From the entries below, list each line with "warme".

Material shown |

** Start **

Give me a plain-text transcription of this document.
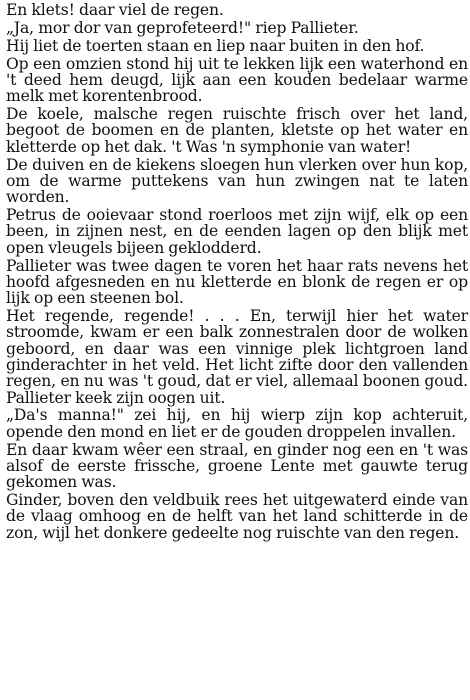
En klets! daar viel de regen.

„Ja, mor dor van geprofeteerd!" riep Pallieter.

Hij liet de toerten staan en liep naar buiten in den hof.

Op een omzien stond hij uit te lekken lijk een waterhond en 't deed hem deugd, lijk aan een kouden bedelaar warme melk met korentenbrood.

De koele, malsche regen ruischte frisch over het land, begoot de boomen en de planten, kletste op het water en kletterde op het dak. 't Was 'n symphonie van water!

De duiven en de kiekens sloegen hun vlerken over hun kop, om de warme puttekens van hun zwingen nat te laten worden.

Petrus de ooievaar stond roerloos met zijn wijf, elk op een been, in zijnen nest, en de eenden lagen op den blijk met open vleugels bijeen geklodderd.

Pallieter was twee dagen te voren het haar rats nevens het hoofd afgesneden en nu kletterde en blonk de regen er op lijk op een steenen bol.

Het regende, regende! . . . En, terwijl hier het water stroomde, kwam er een balk zonnestralen door de wolken geboord, en daar was een vinnige plek lichtgroen land ginderachter in het veld. Het licht zifte door den vallenden regen, en nu was 't goud, dat er viel, allemaal boonen goud. Pallieter keek zijn oogen uit.

„Da's manna!" zei hij, en hij wierp zijn kop achteruit, opende den mond en liet er de gouden droppelen invallen.

En daar kwam wêer een straal, en ginder nog een en 't was alsof de eerste frissche, groene Lente met gauwte terug gekomen was.

Ginder, boven den veldbuik rees het uitgewaterd einde van de vlaag omhoog en de helft van het land schitterde in de zon, wijl het donkere gedeelte nog ruischte van den regen.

** End **

Exercise output |
Op een omzien stond hij uit te lekken lijk een waterhond en 't deed hem deugd, lijk aan een kouden bedelaar warme melk met korentenbrood.
De duiven en de kiekens sloegen hun vlerken over hun kop, om de warme puttekens van hun zwingen nat te laten worden.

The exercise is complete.